WHAT YOU WILL DO →
Without leaving out a single line, restate the entries below exactly.

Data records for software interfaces
· · · · ·

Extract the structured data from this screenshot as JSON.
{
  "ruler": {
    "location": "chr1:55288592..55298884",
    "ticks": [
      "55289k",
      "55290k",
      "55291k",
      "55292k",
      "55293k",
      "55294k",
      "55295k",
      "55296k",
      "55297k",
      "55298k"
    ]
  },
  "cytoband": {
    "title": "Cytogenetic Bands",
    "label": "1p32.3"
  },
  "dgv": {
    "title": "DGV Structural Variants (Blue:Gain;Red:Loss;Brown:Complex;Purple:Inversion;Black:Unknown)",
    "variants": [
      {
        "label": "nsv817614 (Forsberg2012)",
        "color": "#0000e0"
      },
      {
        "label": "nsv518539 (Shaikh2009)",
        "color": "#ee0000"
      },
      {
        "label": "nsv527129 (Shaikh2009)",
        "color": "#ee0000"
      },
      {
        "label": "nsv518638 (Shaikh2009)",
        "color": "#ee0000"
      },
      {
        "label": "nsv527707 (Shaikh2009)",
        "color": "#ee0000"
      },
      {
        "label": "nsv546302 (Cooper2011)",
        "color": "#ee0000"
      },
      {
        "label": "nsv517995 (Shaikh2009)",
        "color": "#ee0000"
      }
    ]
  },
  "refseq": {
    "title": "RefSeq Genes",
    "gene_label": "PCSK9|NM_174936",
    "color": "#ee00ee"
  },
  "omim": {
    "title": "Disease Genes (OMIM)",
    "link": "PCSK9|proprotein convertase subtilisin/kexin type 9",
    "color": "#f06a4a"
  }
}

· · · · ·

RESPONSE BOX →
Extract the structured data from this screenshot as JSON.
{
  "ruler": {
    "location": "chr1:55288592..55298884",
    "ticks": [
      "55289k",
      "55290k",
      "55291k",
      "55292k",
      "55293k",
      "55294k",
      "55295k",
      "55296k",
      "55297k",
      "55298k"
    ]
  },
  "cytoband": {
    "title": "Cytogenetic Bands",
    "label": "1p32.3"
  },
  "dgv": {
    "title": "DGV Structural Variants (Blue:Gain;Red:Loss;Brown:Complex;Purple:Inversion;Black:Unknown)",
    "variants": [
      {
        "label": "nsv817614 (Forsberg2012)",
        "color": "#0000e0"
      },
      {
        "label": "nsv518539 (Shaikh2009)",
        "color": "#ee0000"
      },
      {
        "label": "nsv527129 (Shaikh2009)",
        "color": "#ee0000"
      },
      {
        "label": "nsv518638 (Shaikh2009)",
        "color": "#ee0000"
      },
      {
        "label": "nsv527707 (Shaikh2009)",
        "color": "#ee0000"
      },
      {
        "label": "nsv546302 (Cooper2011)",
        "color": "#ee0000"
      },
      {
        "label": "nsv517995 (Shaikh2009)",
        "color": "#ee0000"
      }
    ]
  },
  "refseq": {
    "title": "RefSeq Genes",
    "gene_label": "PCSK9|NM_174936",
    "color": "#ee00ee"
  },
  "omim": {
    "title": "Disease Genes (OMIM)",
    "link": "PCSK9|proprotein convertase subtilisin/kexin type 9",
    "color": "#f06a4a"
  }
}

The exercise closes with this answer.